Data listing
######
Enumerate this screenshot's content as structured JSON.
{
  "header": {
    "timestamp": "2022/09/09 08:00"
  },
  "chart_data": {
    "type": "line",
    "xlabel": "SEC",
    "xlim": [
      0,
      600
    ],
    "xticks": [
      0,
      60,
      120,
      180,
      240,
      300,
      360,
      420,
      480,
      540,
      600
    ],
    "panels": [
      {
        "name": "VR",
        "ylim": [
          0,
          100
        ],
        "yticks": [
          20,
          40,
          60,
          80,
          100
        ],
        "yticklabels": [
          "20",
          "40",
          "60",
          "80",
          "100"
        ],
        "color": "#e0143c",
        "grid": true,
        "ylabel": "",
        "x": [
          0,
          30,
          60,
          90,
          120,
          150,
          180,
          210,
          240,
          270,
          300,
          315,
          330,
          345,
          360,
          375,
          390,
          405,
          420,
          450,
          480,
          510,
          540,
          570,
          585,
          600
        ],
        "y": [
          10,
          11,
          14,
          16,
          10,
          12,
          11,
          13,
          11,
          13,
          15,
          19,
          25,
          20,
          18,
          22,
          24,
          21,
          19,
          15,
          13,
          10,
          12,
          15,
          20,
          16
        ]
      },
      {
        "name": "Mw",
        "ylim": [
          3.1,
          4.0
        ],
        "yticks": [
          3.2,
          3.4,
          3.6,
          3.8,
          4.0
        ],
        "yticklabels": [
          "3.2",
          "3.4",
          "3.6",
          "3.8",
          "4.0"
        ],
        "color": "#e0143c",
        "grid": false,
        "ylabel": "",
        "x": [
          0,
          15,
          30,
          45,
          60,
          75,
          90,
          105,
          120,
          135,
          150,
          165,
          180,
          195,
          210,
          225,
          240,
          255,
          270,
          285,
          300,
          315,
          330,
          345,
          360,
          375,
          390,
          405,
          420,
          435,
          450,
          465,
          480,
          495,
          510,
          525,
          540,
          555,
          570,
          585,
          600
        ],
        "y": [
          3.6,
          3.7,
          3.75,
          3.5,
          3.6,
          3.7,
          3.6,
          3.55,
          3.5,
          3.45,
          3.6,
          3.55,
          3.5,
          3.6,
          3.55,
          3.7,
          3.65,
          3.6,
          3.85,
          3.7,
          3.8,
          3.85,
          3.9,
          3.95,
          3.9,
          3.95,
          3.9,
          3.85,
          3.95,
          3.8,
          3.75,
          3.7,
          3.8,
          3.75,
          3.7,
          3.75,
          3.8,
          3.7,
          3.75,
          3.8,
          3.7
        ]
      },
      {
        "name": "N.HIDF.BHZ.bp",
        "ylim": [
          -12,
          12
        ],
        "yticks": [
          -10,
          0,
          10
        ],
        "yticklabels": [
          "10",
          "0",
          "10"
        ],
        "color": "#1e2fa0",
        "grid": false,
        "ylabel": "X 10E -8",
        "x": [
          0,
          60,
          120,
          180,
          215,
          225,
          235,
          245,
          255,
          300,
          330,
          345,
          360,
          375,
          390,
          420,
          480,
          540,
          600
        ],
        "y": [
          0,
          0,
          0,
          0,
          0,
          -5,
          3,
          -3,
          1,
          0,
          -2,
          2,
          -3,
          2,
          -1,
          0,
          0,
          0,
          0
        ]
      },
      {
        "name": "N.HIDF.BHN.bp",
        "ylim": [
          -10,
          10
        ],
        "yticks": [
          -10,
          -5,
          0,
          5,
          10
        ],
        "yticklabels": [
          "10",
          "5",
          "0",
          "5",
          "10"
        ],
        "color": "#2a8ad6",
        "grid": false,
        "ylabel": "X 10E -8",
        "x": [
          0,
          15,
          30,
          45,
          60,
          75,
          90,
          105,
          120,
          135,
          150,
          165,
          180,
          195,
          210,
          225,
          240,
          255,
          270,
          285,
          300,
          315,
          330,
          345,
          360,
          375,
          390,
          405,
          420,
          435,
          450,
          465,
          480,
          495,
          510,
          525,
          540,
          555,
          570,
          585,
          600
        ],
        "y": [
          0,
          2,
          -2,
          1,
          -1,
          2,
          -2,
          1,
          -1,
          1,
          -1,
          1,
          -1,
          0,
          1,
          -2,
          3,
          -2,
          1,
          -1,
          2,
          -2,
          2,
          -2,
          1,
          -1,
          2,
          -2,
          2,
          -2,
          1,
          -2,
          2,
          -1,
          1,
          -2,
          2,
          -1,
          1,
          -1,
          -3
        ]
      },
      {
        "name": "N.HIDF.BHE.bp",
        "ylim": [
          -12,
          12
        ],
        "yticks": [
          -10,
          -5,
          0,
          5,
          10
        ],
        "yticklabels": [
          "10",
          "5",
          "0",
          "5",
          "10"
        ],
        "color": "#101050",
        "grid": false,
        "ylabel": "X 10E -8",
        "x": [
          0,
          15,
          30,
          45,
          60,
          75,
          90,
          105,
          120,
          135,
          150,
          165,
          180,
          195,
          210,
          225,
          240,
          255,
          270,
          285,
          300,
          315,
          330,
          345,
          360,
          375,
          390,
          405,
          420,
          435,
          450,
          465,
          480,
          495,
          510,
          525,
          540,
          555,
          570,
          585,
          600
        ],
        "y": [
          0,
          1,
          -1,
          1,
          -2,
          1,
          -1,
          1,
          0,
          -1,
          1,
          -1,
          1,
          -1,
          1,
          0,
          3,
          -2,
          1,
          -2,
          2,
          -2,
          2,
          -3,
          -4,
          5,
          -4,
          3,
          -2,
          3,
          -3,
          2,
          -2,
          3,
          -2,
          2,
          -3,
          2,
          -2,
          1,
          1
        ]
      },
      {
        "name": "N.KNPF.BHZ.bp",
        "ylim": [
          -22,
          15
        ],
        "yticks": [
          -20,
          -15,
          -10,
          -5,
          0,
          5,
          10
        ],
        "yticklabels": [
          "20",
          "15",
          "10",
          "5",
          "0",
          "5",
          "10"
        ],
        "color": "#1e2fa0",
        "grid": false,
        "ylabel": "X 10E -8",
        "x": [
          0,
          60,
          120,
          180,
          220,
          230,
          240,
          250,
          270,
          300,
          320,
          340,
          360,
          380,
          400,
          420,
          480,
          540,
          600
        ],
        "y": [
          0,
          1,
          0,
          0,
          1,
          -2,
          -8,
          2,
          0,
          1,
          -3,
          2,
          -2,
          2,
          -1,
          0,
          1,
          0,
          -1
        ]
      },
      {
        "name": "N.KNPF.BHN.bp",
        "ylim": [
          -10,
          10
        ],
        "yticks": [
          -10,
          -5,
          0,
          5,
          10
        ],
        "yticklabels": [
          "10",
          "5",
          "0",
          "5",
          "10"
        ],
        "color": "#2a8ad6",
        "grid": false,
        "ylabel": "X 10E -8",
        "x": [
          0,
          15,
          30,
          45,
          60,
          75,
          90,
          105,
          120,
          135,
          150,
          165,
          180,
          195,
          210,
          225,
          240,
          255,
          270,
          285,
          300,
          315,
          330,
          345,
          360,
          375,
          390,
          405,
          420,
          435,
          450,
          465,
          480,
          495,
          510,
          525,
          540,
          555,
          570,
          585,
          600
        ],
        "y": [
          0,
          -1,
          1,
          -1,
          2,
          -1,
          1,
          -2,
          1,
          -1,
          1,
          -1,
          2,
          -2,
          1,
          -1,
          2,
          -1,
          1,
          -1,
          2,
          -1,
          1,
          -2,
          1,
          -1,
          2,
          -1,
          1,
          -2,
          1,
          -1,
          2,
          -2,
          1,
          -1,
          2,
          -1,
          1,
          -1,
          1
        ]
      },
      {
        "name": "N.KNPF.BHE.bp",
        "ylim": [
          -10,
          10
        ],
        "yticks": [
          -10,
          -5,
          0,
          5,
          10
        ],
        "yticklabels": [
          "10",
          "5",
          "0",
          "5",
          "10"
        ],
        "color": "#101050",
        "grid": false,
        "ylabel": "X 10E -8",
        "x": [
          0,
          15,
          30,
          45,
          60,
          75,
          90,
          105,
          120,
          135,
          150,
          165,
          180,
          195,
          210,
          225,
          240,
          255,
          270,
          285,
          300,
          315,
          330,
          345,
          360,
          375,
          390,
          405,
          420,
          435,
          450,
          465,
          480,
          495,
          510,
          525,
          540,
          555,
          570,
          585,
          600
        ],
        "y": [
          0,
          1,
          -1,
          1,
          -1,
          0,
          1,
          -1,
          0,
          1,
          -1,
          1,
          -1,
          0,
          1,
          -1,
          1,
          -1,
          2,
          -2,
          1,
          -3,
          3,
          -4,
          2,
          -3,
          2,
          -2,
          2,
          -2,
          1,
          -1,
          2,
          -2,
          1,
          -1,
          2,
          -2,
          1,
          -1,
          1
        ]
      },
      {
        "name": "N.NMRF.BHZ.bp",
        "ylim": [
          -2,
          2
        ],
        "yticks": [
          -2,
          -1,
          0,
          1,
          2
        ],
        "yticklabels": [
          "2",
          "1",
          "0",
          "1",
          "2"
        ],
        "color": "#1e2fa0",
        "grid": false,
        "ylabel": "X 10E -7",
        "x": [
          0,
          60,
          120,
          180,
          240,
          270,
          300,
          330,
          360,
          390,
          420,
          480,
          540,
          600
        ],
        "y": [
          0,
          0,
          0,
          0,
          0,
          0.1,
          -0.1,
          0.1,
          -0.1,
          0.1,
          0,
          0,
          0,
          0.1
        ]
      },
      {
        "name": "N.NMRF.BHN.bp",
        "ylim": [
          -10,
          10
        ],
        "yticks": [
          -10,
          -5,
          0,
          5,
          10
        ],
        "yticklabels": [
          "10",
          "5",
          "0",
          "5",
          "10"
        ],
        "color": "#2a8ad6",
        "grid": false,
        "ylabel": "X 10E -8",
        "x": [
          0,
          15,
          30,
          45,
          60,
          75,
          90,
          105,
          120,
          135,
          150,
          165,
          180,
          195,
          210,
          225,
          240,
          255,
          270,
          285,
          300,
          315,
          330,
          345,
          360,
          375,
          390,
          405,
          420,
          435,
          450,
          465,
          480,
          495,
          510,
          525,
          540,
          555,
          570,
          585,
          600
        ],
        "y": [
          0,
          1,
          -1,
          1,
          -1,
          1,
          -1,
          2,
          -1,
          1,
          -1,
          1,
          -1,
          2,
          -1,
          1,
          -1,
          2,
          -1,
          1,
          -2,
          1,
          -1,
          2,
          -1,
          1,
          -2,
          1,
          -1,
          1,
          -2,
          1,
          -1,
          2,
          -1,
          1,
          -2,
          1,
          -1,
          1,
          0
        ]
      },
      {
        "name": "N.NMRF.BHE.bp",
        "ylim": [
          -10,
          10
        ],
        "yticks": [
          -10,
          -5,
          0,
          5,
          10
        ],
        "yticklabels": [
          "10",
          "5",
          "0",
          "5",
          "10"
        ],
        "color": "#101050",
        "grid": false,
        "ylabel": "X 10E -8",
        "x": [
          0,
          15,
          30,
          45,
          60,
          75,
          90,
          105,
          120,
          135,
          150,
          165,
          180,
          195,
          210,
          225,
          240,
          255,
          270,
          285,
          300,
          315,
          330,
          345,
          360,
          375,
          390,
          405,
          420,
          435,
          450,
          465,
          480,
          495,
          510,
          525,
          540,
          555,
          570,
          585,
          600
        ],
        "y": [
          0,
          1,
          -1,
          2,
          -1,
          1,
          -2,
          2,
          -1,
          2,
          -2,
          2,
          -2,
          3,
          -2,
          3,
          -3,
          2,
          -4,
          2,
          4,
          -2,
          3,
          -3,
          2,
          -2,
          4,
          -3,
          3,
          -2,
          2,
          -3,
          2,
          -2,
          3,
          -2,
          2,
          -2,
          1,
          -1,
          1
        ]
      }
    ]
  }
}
######
- **EXERCISE PROMPT**: Only a number is wanted: how many lines contain the word "HIDF"?

- **IN RESPONSE**: 3